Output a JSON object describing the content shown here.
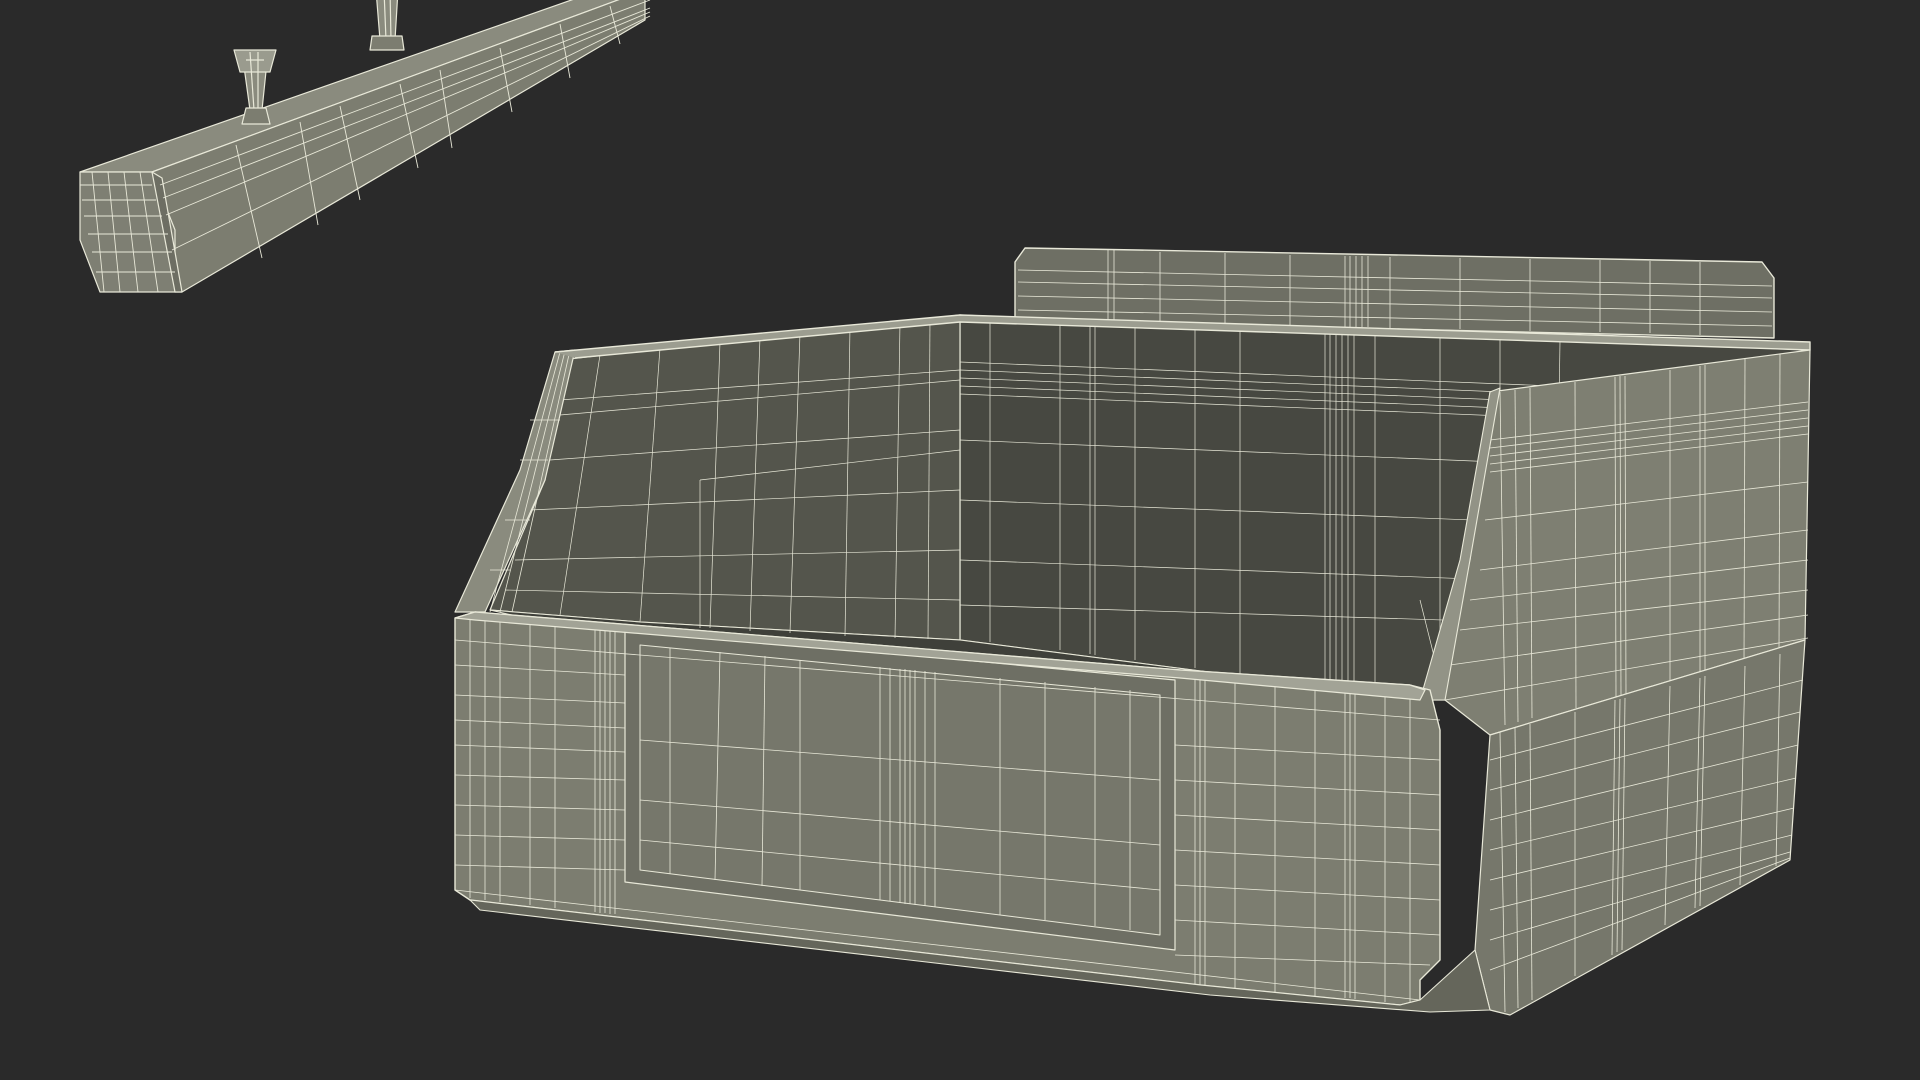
{
  "scene": {
    "background_color": "#2a2a2a",
    "wire_color": "#e8e8d8",
    "surface_color": "#7c7d70",
    "surface_light": "#8a8b7e",
    "surface_dark": "#5e5f55",
    "interior_color": "#4c4d45",
    "interior_dark": "#3e3f38",
    "objects": [
      "louvered-rail-with-pegs",
      "open-front-storage-bin"
    ]
  }
}
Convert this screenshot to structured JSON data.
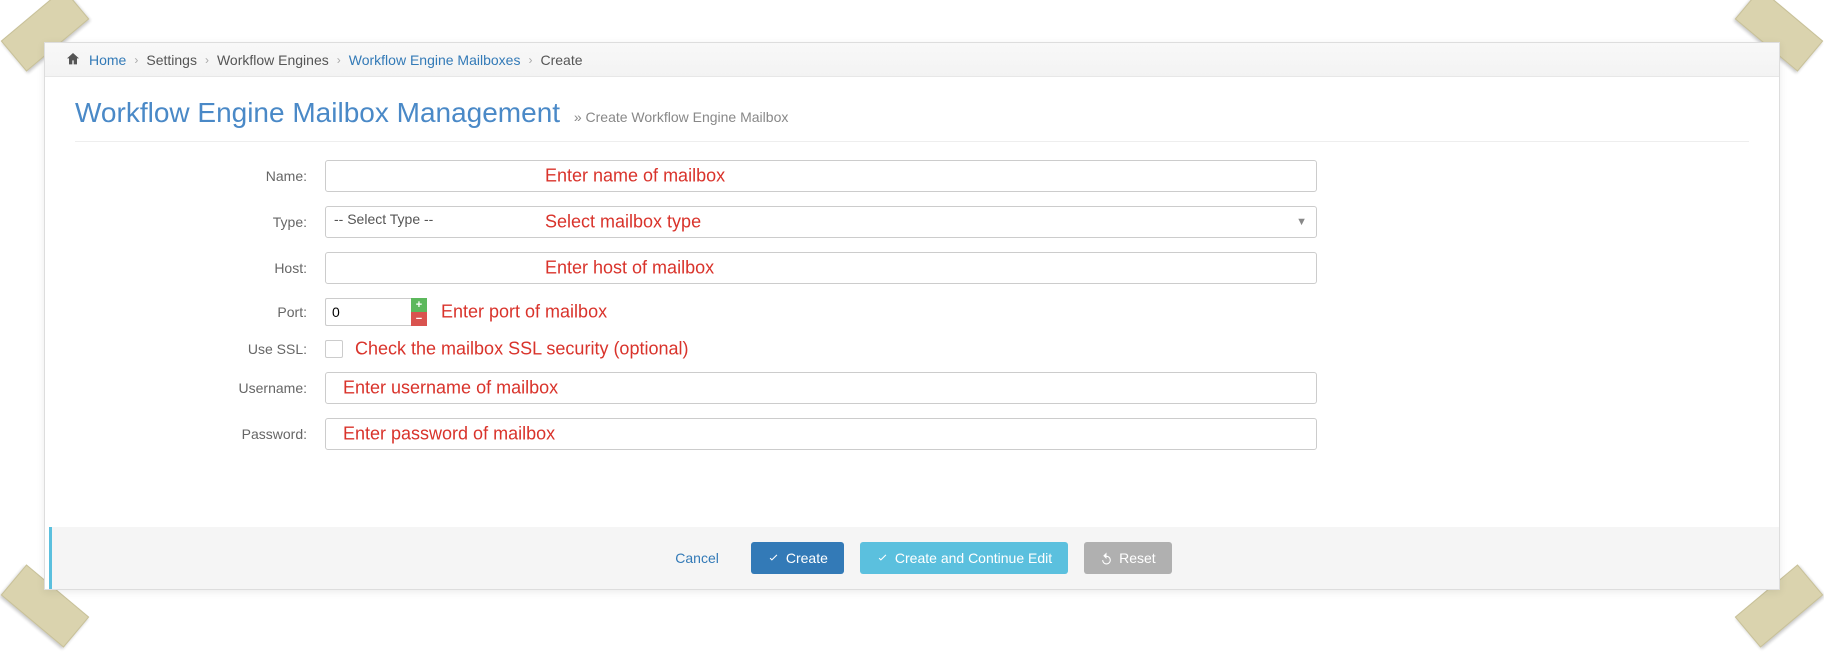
:::::
- Written instruction -
Reproduce every entry exactly, but omit each picture.

- Answer for the task -
Output a JSON object describing the content shown here.
{
  "scene": {
    "background_color": "#2a2a2a",
    "wire_color": "#e8e8d8",
    "surface_color": "#7c7d70",
    "surface_light": "#8a8b7e",
    "surface_dark": "#5e5f55",
    "interior_color": "#4c4d45",
    "interior_dark": "#3e3f38",
    "objects": [
      "louvered-rail-with-pegs",
      "open-front-storage-bin"
    ]
  }
}
Convert this screenshot to structured JSON data.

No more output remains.